Lines of data:
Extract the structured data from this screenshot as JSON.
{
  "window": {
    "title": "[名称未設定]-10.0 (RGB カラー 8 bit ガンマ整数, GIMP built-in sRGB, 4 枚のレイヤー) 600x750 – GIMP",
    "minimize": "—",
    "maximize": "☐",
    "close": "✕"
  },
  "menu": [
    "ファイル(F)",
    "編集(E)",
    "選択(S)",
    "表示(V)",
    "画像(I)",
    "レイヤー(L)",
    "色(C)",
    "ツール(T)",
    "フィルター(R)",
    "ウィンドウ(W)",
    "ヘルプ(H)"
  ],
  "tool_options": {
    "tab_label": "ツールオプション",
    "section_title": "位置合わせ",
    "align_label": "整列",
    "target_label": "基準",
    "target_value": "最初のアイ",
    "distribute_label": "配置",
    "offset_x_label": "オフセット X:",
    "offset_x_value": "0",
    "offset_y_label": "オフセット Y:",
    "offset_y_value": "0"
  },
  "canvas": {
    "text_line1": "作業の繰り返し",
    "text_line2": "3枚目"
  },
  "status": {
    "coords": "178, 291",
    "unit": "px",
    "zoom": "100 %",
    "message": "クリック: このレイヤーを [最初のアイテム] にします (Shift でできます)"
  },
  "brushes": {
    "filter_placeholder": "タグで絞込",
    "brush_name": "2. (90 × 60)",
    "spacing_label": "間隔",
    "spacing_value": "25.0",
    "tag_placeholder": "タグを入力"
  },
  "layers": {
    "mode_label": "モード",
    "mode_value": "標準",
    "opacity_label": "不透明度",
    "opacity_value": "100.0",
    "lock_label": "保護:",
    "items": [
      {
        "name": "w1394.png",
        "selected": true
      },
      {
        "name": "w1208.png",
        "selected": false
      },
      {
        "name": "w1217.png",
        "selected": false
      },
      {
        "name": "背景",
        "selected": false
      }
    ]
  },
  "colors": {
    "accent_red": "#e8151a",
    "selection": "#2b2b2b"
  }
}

## [Aim of the exercise]
Restate the whole of the material exactly.

## [Exercise result]
Extract the structured data from this screenshot as JSON.
{
  "window": {
    "title": "[名称未設定]-10.0 (RGB カラー 8 bit ガンマ整数, GIMP built-in sRGB, 4 枚のレイヤー) 600x750 – GIMP",
    "minimize": "—",
    "maximize": "☐",
    "close": "✕"
  },
  "menu": [
    "ファイル(F)",
    "編集(E)",
    "選択(S)",
    "表示(V)",
    "画像(I)",
    "レイヤー(L)",
    "色(C)",
    "ツール(T)",
    "フィルター(R)",
    "ウィンドウ(W)",
    "ヘルプ(H)"
  ],
  "tool_options": {
    "tab_label": "ツールオプション",
    "section_title": "位置合わせ",
    "align_label": "整列",
    "target_label": "基準",
    "target_value": "最初のアイ",
    "distribute_label": "配置",
    "offset_x_label": "オフセット X:",
    "offset_x_value": "0",
    "offset_y_label": "オフセット Y:",
    "offset_y_value": "0"
  },
  "canvas": {
    "text_line1": "作業の繰り返し",
    "text_line2": "3枚目"
  },
  "status": {
    "coords": "178, 291",
    "unit": "px",
    "zoom": "100 %",
    "message": "クリック: このレイヤーを [最初のアイテム] にします (Shift でできます)"
  },
  "brushes": {
    "filter_placeholder": "タグで絞込",
    "brush_name": "2. (90 × 60)",
    "spacing_label": "間隔",
    "spacing_value": "25.0",
    "tag_placeholder": "タグを入力"
  },
  "layers": {
    "mode_label": "モード",
    "mode_value": "標準",
    "opacity_label": "不透明度",
    "opacity_value": "100.0",
    "lock_label": "保護:",
    "items": [
      {
        "name": "w1394.png",
        "selected": true
      },
      {
        "name": "w1208.png",
        "selected": false
      },
      {
        "name": "w1217.png",
        "selected": false
      },
      {
        "name": "背景",
        "selected": false
      }
    ]
  },
  "colors": {
    "accent_red": "#e8151a",
    "selection": "#2b2b2b"
  }
}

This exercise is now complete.